Request A —
Reproduce the passage of the Pabst Blue Ribbon history from "In 1950 the" up to and including "barrels of beer.".
Request B —
Carry on the Pabst Blue Ribbon history past its final sentence.
# start of Page
Pabst Blue Ribbon beer was originally brewed in 1844 under the name Pabst Select. It wasn’t until 1895 that the beer gained its quintessential name that we all know today, Pabst Blue Ribbon. Even though the PBR can is known far and wide, it wasn’t until 1935 that the first PBR was placed in a can.

Stepping back from PBR for a minute, the Pabst Brewery was founded by Jacob Best in Milwaukee, Wisconsin originally as the Empire Brewery. They produced 300 barrels of Best Select Lager in their first year. In 1860 Jacob’s son Phillip took over for his father and renamed the brewery Phillip Best Company and continues to produce the original beer.

Jump ahead to 1876 and the newly named Pabst’s Best Select Lager wins a gold medal at the Centennial Celebration, the first of many awards to be won in the future. The new president of the company, Frederick Pabst, decides that every bottle of Best Select Beer deserves its own blue ribbon to identify it as a first-place winner to everyone who tries the beer and since it’s 1882 this is done by hand around the neck of every bottle.

Following suit with his father-in law Phillip, Pabst changes the name of the brewery to honor whom else, but himself! With this renaming the Pabst Brewing Company we know today was truly born. By 1892 Pabst Brewing is using nearly 1 million feet of silk ribbon per year for their hand-tied bows that went on every bottle of Best Select. Jump ahead once again to 1898 and Best Select finally changes its name to the one we know and love today: Pabst Blue Ribbon because that’s what everyone called it for years before, anyway.

During Prohibition Pabst moved to the cheese market, selling cheese under the name Pabst-ett. Once Prohibition finally ended, Pabst sold their cheese business to Kraft and went back into the brewing business once again.

In 1950 the hand-tied silk ribbons finally went the way of the buffalo but can still be seen in the Blue Ribbon logo. It’s understandable that Pabst couldn’t keep up with the ribbon tying, since this year alone they produced 3.4 million barrels of beer.
PBR Today

Unlike many of the other large breweries today, Pabst doesn’t have a big advertising budget and relies solely on the quality of their beer and word of mouth to spread the word of PBR.
# end of Page
# start of Dataset excerpt
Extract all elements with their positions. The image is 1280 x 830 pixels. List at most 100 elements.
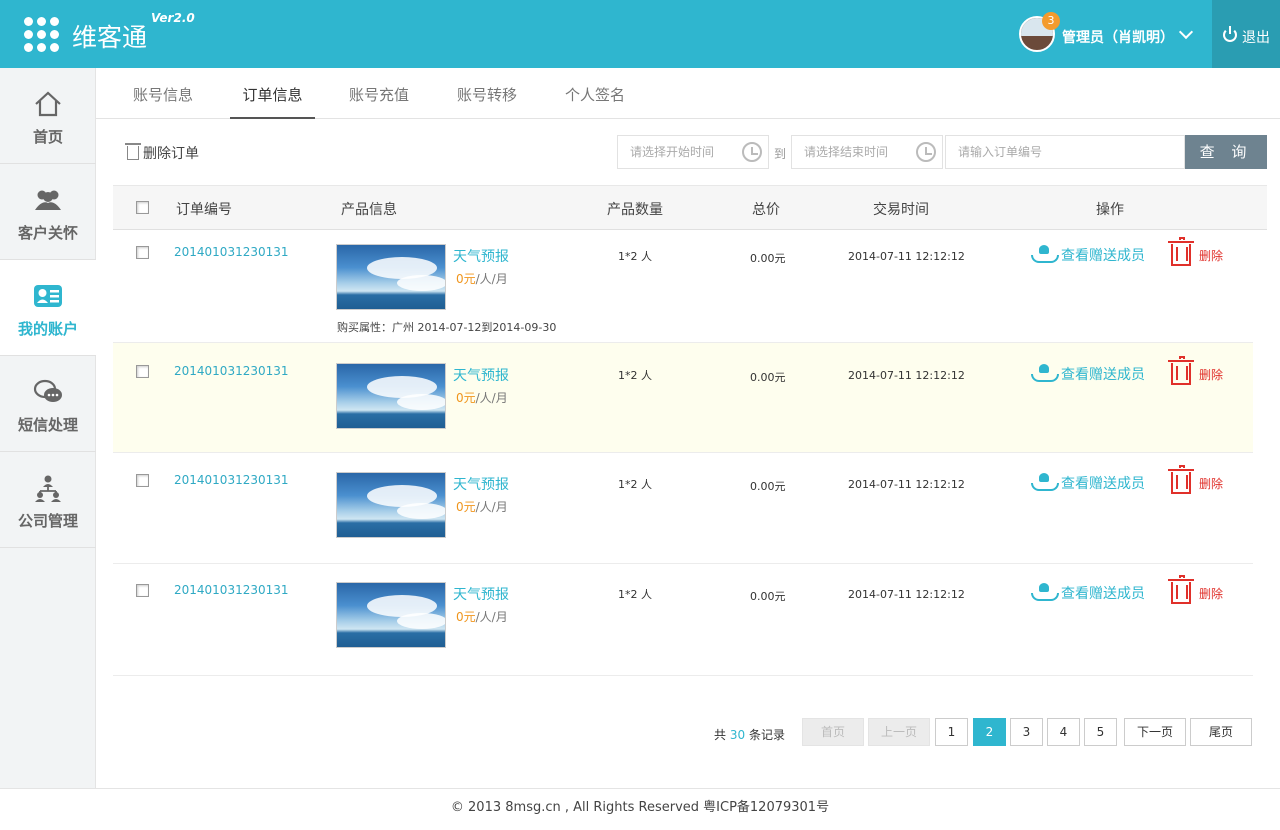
# end of Dataset excerpt
Task answer A —
In 1950 the hand-tied silk ribbons finally went the way of the buffalo but can still be seen in the Blue Ribbon logo. It’s understandable that Pabst couldn’t keep up with the ribbon tying, since this year alone they produced 3.4 million barrels of beer.

Task answer B —
You won’t find scantily clad PBR girls handing out t-shirts and beer koozies, and you definitely won’t see any nationwide PBR television ads or hear any radio ads or commercials. Pabst does all their advertising thanks to the cool crowd of millenials in the 21-35 age group and their love of the brand. Whether it was the complete lack of advertising or the wrongly-perceived uncoolness of the brand that did it, PBR has become the hippest beer out there and is the go-to beer in dive bars, sports bars, concert venues, and sporting events. What’s most surprising however is that it’s still popular in many craft beer bars and is usually the only non-craft beer that’s drank without a second look in these quickly growing establishments.

PBR can be found today in containers ranging from the traditional draft to 12,16, 24, and even 32-ounce cans as well as 12,22,32, and 40-ounce bottles.

Recent awards for PBR include a gold medal at the 2005, 2006, and 2012 Great American Beer Festival for American-Style Lager and a gold medal for the 2013 Los Angeles International Beer Competition for American Style Lager.

PBR is brewed with a combination of 2 and 6-row malted barley along with select cereal grains. Pabst uses both American and European hops to provide a beer with a clean, crisp finish and an excellent noble hop aroma. PBR is golden-straw in golor and has a balance of hop and malt character that keeps it from being too bitter while featuring the delicate noble hop aroma.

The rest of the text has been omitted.